[BEGIN]
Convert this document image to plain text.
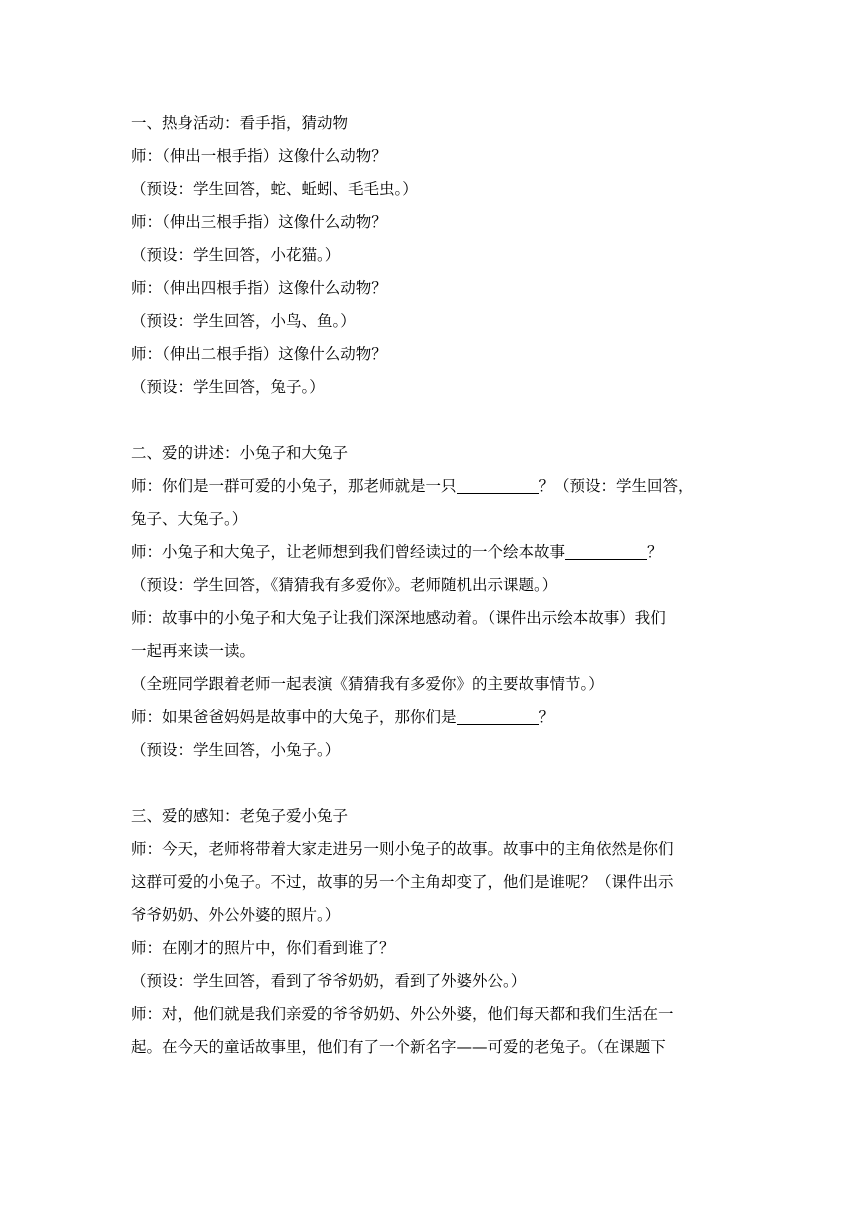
一、热身活动：看手指，猜动物
师：（伸出一根手指）这像什么动物？
（预设：学生回答，蛇、蚯蚓、毛毛虫。）
师：（伸出三根手指）这像什么动物？
（预设：学生回答，小花猫。）
师：（伸出四根手指）这像什么动物？
（预设：学生回答，小鸟、鱼。）
师：（伸出二根手指）这像什么动物？
（预设：学生回答，兔子。）
二、爱的讲述：小兔子和大兔子
师：你们是一群可爱的小兔子，那老师就是一只	？（预设：学生回答，
兔子、大兔子。）
师：小兔子和大兔子，让老师想到我们曾经读过的一个绘本故事	？
（预设：学生回答，《猜猜我有多爱你》。老师随机出示课题。）
师：故事中的小兔子和大兔子让我们深深地感动着。（课件出示绘本故事）我们
一起再来读一读。
（全班同学跟着老师一起表演《猜猜我有多爱你》的主要故事情节。）
师：如果爸爸妈妈是故事中的大兔子，那你们是	？
（预设：学生回答，小兔子。）
三、爱的感知：老兔子爱小兔子
师：今天，老师将带着大家走进另一则小兔子的故事。故事中的主角依然是你们
这群可爱的小兔子。不过，故事的另一个主角却变了，他们是谁呢？（课件出示
爷爷奶奶、外公外婆的照片。）
师：在刚才的照片中，你们看到谁了？
（预设：学生回答，看到了爷爷奶奶，看到了外婆外公。）
师：对，他们就是我们亲爱的爷爷奶奶、外公外婆，他们每天都和我们生活在一
起。在今天的童话故事里，他们有了一个新名字——可爱的老兔子。（在课题下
[END]
Transcribe the complete set of entries verbatim. No pictures belong in the copy.

● Exercise result
Convert this document image to plain text.
一、热身活动：看手指，猜动物
师：（伸出一根手指）这像什么动物？
（预设：学生回答，蛇、蚯蚓、毛毛虫。）
师：（伸出三根手指）这像什么动物？
（预设：学生回答，小花猫。）
师：（伸出四根手指）这像什么动物？
（预设：学生回答，小鸟、鱼。）
师：（伸出二根手指）这像什么动物？
（预设：学生回答，兔子。）
二、爱的讲述：小兔子和大兔子
师：你们是一群可爱的小兔子，那老师就是一只	？（预设：学生回答，
兔子、大兔子。）
师：小兔子和大兔子，让老师想到我们曾经读过的一个绘本故事	？
（预设：学生回答，《猜猜我有多爱你》。老师随机出示课题。）
师：故事中的小兔子和大兔子让我们深深地感动着。（课件出示绘本故事）我们
一起再来读一读。
（全班同学跟着老师一起表演《猜猜我有多爱你》的主要故事情节。）
师：如果爸爸妈妈是故事中的大兔子，那你们是	？
（预设：学生回答，小兔子。）
三、爱的感知：老兔子爱小兔子
师：今天，老师将带着大家走进另一则小兔子的故事。故事中的主角依然是你们
这群可爱的小兔子。不过，故事的另一个主角却变了，他们是谁呢？（课件出示
爷爷奶奶、外公外婆的照片。）
师：在刚才的照片中，你们看到谁了？
（预设：学生回答，看到了爷爷奶奶，看到了外婆外公。）
师：对，他们就是我们亲爱的爷爷奶奶、外公外婆，他们每天都和我们生活在一
起。在今天的童话故事里，他们有了一个新名字——可爱的老兔子。（在课题下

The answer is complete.